What you will do
Write out every single entry exactly.
>>>>
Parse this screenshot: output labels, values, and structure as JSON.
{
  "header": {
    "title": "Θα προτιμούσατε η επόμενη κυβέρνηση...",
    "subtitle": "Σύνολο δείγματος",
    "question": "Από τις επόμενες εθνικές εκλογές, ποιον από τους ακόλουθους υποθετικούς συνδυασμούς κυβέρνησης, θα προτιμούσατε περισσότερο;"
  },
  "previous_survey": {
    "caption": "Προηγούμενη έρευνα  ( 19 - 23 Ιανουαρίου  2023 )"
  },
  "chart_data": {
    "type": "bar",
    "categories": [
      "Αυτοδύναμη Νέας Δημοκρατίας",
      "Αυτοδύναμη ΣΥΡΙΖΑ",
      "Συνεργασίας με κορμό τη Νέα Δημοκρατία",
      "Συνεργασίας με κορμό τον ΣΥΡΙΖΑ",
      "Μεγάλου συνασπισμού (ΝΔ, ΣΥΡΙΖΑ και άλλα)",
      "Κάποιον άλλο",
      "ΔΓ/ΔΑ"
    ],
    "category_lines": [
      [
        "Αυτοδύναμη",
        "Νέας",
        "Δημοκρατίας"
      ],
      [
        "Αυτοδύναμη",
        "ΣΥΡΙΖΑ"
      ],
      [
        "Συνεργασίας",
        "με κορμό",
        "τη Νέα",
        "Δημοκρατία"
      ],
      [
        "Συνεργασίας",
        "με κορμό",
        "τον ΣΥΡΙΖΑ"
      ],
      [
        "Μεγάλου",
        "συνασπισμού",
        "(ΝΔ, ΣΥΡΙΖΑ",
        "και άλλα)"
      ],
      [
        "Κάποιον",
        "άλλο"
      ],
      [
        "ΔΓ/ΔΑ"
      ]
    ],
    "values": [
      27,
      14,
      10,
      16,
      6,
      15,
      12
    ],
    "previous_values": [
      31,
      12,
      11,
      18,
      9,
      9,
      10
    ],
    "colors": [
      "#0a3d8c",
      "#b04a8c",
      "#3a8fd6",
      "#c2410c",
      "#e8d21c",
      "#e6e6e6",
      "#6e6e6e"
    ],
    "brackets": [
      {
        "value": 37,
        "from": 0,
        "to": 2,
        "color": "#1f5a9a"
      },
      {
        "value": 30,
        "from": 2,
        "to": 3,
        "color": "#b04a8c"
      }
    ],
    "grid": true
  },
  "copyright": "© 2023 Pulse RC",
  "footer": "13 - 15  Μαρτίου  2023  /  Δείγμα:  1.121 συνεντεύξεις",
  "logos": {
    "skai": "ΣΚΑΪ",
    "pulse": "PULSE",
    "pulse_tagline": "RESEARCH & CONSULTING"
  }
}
<<<<
Answer for this exercise
Parse this screenshot: output labels, values, and structure as JSON.
{
  "header": {
    "title": "Θα προτιμούσατε η επόμενη κυβέρνηση...",
    "subtitle": "Σύνολο δείγματος",
    "question": "Από τις επόμενες εθνικές εκλογές, ποιον από τους ακόλουθους υποθετικούς συνδυασμούς κυβέρνησης, θα προτιμούσατε περισσότερο;"
  },
  "previous_survey": {
    "caption": "Προηγούμενη έρευνα  ( 19 - 23 Ιανουαρίου  2023 )"
  },
  "chart_data": {
    "type": "bar",
    "categories": [
      "Αυτοδύναμη Νέας Δημοκρατίας",
      "Αυτοδύναμη ΣΥΡΙΖΑ",
      "Συνεργασίας με κορμό τη Νέα Δημοκρατία",
      "Συνεργασίας με κορμό τον ΣΥΡΙΖΑ",
      "Μεγάλου συνασπισμού (ΝΔ, ΣΥΡΙΖΑ και άλλα)",
      "Κάποιον άλλο",
      "ΔΓ/ΔΑ"
    ],
    "category_lines": [
      [
        "Αυτοδύναμη",
        "Νέας",
        "Δημοκρατίας"
      ],
      [
        "Αυτοδύναμη",
        "ΣΥΡΙΖΑ"
      ],
      [
        "Συνεργασίας",
        "με κορμό",
        "τη Νέα",
        "Δημοκρατία"
      ],
      [
        "Συνεργασίας",
        "με κορμό",
        "τον ΣΥΡΙΖΑ"
      ],
      [
        "Μεγάλου",
        "συνασπισμού",
        "(ΝΔ, ΣΥΡΙΖΑ",
        "και άλλα)"
      ],
      [
        "Κάποιον",
        "άλλο"
      ],
      [
        "ΔΓ/ΔΑ"
      ]
    ],
    "values": [
      27,
      14,
      10,
      16,
      6,
      15,
      12
    ],
    "previous_values": [
      31,
      12,
      11,
      18,
      9,
      9,
      10
    ],
    "colors": [
      "#0a3d8c",
      "#b04a8c",
      "#3a8fd6",
      "#c2410c",
      "#e8d21c",
      "#e6e6e6",
      "#6e6e6e"
    ],
    "brackets": [
      {
        "value": 37,
        "from": 0,
        "to": 2,
        "color": "#1f5a9a"
      },
      {
        "value": 30,
        "from": 2,
        "to": 3,
        "color": "#b04a8c"
      }
    ],
    "grid": true
  },
  "copyright": "© 2023 Pulse RC",
  "footer": "13 - 15  Μαρτίου  2023  /  Δείγμα:  1.121 συνεντεύξεις",
  "logos": {
    "skai": "ΣΚΑΪ",
    "pulse": "PULSE",
    "pulse_tagline": "RESEARCH & CONSULTING"
  }
}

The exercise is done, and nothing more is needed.